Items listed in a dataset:
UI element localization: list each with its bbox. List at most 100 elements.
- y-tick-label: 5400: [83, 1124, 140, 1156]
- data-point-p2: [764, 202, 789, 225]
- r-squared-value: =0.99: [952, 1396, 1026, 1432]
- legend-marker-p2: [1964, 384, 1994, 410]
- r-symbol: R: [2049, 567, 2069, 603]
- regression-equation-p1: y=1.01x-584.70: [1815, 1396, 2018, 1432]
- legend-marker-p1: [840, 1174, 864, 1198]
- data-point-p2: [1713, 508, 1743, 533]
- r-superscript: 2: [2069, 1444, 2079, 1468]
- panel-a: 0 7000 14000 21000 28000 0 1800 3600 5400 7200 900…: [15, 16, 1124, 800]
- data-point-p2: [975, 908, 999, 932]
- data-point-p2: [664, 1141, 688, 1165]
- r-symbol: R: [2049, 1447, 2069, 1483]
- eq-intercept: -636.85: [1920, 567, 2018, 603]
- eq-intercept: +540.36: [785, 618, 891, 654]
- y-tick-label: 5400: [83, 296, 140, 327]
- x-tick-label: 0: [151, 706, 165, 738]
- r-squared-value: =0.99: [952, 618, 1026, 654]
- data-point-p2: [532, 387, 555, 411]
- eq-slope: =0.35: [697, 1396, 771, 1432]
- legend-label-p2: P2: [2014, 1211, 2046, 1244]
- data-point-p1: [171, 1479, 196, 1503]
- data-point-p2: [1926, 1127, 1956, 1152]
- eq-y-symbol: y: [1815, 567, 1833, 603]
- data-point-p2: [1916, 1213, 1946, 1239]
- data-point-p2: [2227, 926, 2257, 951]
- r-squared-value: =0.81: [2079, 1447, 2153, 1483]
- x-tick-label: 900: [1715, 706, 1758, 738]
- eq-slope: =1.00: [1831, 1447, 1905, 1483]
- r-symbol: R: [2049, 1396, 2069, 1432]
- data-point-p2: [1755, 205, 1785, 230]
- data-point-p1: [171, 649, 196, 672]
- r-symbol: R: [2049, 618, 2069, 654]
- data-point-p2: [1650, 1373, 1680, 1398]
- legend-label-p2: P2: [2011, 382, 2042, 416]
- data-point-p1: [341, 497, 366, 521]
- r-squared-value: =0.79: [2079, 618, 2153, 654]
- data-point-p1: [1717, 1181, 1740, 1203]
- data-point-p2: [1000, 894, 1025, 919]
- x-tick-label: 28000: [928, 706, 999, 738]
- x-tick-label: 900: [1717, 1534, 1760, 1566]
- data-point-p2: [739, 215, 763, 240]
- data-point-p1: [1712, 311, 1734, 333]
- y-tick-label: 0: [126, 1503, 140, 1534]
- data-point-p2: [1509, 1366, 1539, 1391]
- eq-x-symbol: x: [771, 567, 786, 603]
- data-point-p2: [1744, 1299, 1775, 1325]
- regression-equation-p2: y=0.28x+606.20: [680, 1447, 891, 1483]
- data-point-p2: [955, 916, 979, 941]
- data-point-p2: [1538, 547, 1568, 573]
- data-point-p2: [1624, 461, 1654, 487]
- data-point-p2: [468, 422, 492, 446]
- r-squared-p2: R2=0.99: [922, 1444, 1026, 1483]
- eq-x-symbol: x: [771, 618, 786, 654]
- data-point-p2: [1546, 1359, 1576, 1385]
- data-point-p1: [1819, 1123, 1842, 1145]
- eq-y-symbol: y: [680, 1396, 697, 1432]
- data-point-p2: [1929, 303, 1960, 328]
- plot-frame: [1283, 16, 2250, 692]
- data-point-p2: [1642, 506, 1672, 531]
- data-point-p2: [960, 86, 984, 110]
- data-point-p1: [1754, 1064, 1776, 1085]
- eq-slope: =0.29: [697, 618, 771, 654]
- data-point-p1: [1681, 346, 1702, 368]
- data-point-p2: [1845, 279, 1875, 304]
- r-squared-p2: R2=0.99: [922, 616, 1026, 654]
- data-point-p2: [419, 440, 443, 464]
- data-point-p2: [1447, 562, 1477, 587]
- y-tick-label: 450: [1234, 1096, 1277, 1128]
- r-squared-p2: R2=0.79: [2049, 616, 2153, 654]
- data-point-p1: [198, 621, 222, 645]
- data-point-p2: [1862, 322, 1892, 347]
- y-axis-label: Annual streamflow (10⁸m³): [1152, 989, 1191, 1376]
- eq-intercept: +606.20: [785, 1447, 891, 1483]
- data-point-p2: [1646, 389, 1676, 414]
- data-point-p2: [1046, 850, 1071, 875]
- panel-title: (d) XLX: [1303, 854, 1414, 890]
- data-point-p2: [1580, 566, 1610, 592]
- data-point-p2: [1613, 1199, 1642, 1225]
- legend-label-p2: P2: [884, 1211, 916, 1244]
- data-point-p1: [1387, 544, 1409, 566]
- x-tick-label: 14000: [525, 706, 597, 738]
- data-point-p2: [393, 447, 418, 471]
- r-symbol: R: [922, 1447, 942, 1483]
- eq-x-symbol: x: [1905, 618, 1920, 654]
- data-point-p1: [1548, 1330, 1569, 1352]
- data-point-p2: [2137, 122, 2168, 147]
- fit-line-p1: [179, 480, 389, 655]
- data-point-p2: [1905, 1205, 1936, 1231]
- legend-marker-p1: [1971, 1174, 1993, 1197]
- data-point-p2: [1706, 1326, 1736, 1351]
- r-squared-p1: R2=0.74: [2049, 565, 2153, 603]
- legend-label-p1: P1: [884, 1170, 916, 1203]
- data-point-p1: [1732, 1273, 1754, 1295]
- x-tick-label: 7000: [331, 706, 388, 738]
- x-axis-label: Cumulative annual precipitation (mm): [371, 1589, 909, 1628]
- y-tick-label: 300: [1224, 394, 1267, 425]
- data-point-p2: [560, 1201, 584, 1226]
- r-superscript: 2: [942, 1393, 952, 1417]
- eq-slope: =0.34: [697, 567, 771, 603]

Given instruction | Please copy the material word for word, from its very first line through the line with "- data-point-p2: [739, 215, 763, 240]", both included.

Expected output |
UI element localization: list each with its bbox. List at most 100 elements.
- y-tick-label: 5400: [83, 1124, 140, 1156]
- data-point-p2: [764, 202, 789, 225]
- r-squared-value: =0.99: [952, 1396, 1026, 1432]
- legend-marker-p2: [1964, 384, 1994, 410]
- r-symbol: R: [2049, 567, 2069, 603]
- regression-equation-p1: y=1.01x-584.70: [1815, 1396, 2018, 1432]
- legend-marker-p1: [840, 1174, 864, 1198]
- data-point-p2: [1713, 508, 1743, 533]
- r-superscript: 2: [2069, 1444, 2079, 1468]
- panel-a: 0 7000 14000 21000 28000 0 1800 3600 5400 7200 900…: [15, 16, 1124, 800]
- data-point-p2: [975, 908, 999, 932]
- data-point-p2: [664, 1141, 688, 1165]
- r-symbol: R: [2049, 1447, 2069, 1483]
- eq-intercept: -636.85: [1920, 567, 2018, 603]
- eq-intercept: +540.36: [785, 618, 891, 654]
- y-tick-label: 5400: [83, 296, 140, 327]
- x-tick-label: 0: [151, 706, 165, 738]
- r-squared-value: =0.99: [952, 618, 1026, 654]
- data-point-p2: [532, 387, 555, 411]
- eq-slope: =0.35: [697, 1396, 771, 1432]
- legend-label-p2: P2: [2014, 1211, 2046, 1244]
- data-point-p1: [171, 1479, 196, 1503]
- data-point-p2: [1926, 1127, 1956, 1152]
- eq-y-symbol: y: [1815, 567, 1833, 603]
- data-point-p2: [1916, 1213, 1946, 1239]
- data-point-p2: [2227, 926, 2257, 951]
- r-squared-value: =0.81: [2079, 1447, 2153, 1483]
- x-tick-label: 900: [1715, 706, 1758, 738]
- eq-slope: =1.00: [1831, 1447, 1905, 1483]
- r-symbol: R: [2049, 1396, 2069, 1432]
- data-point-p2: [1755, 205, 1785, 230]
- data-point-p1: [171, 649, 196, 672]
- r-symbol: R: [2049, 618, 2069, 654]
- data-point-p2: [1650, 1373, 1680, 1398]
- legend-label-p2: P2: [2011, 382, 2042, 416]
- data-point-p1: [341, 497, 366, 521]
- r-squared-value: =0.79: [2079, 618, 2153, 654]
- data-point-p1: [1717, 1181, 1740, 1203]
- data-point-p2: [1000, 894, 1025, 919]
- x-tick-label: 28000: [928, 706, 999, 738]
- x-tick-label: 900: [1717, 1534, 1760, 1566]
- data-point-p2: [739, 215, 763, 240]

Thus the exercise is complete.